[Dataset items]
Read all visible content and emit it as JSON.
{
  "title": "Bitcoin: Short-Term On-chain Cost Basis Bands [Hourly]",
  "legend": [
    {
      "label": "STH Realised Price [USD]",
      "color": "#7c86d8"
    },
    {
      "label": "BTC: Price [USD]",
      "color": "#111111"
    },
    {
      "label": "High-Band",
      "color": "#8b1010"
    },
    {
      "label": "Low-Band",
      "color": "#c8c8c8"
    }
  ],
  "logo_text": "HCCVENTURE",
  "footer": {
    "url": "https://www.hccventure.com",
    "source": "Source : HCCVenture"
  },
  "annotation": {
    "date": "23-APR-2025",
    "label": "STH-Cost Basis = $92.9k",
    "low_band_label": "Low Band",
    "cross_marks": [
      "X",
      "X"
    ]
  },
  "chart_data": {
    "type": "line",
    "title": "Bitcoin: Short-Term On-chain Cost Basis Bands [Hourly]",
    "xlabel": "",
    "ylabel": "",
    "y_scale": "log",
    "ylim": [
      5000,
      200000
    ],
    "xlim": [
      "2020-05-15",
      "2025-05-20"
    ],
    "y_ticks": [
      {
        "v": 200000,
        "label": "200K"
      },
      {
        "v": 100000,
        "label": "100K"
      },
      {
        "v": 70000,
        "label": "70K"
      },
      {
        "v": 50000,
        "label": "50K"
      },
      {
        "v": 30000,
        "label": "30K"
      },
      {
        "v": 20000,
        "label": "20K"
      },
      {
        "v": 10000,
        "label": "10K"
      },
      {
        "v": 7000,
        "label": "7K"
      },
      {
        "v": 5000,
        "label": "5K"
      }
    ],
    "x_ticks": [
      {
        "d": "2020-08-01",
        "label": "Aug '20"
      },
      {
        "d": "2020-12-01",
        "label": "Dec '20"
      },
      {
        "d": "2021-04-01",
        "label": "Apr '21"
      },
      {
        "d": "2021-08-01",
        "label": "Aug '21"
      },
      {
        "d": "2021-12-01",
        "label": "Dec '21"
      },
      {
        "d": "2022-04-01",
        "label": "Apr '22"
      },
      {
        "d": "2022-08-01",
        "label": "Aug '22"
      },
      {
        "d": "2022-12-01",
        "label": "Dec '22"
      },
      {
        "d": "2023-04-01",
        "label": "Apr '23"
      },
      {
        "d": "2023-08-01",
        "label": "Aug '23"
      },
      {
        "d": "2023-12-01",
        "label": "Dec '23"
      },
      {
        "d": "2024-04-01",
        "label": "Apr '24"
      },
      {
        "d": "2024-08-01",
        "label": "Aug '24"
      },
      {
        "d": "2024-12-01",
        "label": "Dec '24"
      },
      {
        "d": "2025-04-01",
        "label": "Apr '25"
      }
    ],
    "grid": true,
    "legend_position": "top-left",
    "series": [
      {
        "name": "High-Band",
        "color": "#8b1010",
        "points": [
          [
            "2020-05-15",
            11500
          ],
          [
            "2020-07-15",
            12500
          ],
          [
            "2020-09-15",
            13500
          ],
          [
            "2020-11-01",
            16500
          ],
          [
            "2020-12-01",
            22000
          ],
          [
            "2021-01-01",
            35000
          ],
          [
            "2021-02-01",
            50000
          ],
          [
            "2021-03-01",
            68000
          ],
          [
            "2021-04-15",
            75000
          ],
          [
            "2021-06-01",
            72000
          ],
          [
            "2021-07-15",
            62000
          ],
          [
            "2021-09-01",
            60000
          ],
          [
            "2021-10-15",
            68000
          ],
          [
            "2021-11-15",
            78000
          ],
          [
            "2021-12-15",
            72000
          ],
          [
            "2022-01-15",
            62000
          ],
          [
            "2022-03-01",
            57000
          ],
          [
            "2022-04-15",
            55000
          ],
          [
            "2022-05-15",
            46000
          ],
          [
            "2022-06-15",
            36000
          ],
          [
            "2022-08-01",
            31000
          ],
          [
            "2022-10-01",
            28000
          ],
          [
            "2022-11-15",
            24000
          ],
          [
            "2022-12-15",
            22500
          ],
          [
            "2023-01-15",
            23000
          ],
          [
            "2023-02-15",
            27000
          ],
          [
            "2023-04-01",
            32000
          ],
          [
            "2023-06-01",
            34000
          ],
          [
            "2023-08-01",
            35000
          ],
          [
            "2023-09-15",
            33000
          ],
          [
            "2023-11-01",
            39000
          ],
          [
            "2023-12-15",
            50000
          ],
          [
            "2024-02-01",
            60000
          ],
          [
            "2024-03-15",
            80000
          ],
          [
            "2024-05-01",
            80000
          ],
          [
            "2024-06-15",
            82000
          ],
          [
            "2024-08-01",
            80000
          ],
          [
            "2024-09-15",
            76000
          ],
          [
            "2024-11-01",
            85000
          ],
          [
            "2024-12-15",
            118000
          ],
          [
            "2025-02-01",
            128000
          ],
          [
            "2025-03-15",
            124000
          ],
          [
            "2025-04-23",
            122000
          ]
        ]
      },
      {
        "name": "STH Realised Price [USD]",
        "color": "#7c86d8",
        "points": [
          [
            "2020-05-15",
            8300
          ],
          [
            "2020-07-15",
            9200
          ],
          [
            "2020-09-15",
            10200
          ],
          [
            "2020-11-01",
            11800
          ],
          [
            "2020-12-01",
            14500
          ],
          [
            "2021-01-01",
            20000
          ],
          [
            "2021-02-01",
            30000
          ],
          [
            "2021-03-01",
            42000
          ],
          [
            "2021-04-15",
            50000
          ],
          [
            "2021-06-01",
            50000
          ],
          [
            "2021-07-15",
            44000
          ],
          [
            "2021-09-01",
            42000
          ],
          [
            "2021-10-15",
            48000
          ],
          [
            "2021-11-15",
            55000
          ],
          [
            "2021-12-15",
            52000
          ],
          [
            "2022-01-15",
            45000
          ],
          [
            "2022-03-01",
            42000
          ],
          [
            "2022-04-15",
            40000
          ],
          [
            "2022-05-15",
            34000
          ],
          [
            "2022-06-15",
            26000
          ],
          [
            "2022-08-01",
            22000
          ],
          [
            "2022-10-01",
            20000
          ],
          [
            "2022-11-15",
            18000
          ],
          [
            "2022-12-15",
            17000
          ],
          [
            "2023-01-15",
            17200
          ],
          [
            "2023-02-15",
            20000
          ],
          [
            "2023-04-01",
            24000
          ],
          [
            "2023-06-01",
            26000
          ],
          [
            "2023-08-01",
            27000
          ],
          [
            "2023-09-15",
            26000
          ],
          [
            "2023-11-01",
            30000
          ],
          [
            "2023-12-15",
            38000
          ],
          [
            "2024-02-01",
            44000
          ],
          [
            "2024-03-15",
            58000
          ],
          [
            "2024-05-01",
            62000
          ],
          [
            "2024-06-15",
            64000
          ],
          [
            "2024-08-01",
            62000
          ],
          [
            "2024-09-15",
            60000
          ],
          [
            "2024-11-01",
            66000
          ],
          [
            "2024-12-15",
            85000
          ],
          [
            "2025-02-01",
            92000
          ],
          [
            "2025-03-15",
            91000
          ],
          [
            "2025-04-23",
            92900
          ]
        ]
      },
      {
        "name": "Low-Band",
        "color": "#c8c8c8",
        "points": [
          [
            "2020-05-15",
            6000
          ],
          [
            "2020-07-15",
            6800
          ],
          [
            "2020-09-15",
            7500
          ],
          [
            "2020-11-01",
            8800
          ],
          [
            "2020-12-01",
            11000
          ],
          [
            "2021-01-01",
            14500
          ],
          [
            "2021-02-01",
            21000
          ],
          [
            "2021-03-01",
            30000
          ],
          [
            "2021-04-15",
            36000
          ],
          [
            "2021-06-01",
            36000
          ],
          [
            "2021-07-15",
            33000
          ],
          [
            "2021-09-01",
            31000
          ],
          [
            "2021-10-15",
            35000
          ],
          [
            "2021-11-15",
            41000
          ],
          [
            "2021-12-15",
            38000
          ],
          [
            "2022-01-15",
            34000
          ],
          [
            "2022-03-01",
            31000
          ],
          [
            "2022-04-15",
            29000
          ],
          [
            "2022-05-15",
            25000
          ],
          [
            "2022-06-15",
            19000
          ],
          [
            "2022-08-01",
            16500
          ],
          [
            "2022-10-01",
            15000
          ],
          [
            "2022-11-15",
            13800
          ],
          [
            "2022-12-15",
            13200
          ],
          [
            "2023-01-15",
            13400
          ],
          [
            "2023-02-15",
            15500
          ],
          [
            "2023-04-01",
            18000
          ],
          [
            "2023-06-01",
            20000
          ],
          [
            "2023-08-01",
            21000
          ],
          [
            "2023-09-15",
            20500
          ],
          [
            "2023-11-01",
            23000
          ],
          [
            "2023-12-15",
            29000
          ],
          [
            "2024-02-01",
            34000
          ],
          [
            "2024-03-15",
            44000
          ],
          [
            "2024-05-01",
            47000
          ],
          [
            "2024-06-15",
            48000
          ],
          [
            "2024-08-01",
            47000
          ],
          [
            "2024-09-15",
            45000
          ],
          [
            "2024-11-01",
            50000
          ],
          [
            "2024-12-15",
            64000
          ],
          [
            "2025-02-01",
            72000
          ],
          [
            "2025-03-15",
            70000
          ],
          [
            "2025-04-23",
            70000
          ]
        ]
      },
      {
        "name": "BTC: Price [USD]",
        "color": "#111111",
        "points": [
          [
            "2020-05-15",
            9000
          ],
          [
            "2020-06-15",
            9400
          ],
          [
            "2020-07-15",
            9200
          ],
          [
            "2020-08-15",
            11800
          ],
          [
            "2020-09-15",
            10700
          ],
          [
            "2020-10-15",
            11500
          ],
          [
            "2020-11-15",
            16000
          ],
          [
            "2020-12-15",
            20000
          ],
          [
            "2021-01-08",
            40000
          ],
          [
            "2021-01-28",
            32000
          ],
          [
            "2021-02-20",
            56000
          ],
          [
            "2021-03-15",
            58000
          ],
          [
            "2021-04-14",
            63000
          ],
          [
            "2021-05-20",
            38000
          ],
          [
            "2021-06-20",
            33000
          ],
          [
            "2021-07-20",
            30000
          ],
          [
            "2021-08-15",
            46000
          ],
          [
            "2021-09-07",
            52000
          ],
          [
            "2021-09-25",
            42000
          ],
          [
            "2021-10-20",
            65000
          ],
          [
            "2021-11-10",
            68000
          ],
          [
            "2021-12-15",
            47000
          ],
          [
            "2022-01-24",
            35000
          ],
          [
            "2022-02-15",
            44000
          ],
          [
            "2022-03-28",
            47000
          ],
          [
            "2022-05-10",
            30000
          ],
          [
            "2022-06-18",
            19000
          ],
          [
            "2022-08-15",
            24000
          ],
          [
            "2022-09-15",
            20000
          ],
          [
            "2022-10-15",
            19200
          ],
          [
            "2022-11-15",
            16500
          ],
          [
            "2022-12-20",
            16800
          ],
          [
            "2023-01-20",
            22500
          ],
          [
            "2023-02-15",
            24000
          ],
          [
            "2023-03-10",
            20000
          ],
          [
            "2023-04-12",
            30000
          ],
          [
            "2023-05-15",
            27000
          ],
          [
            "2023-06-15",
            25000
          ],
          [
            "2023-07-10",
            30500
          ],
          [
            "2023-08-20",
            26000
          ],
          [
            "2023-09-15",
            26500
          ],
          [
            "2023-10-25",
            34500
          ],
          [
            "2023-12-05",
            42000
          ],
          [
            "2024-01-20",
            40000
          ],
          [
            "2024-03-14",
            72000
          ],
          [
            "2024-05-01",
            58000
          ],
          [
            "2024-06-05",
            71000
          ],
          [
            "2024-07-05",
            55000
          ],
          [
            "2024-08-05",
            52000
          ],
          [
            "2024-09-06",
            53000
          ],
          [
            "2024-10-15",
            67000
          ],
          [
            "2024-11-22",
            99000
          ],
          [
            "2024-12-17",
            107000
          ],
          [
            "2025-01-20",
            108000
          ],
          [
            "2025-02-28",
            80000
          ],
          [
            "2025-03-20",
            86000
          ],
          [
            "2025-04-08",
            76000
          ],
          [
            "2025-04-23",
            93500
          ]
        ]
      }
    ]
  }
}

*WHAT IS BEING ASKED*
All lines in the data that contain the word "Hourly" should be copied.

*TASK OUTPUT*
  "title": "Bitcoin: Short-Term On-chain Cost Basis Bands [Hourly]",
    "title": "Bitcoin: Short-Term On-chain Cost Basis Bands [Hourly]",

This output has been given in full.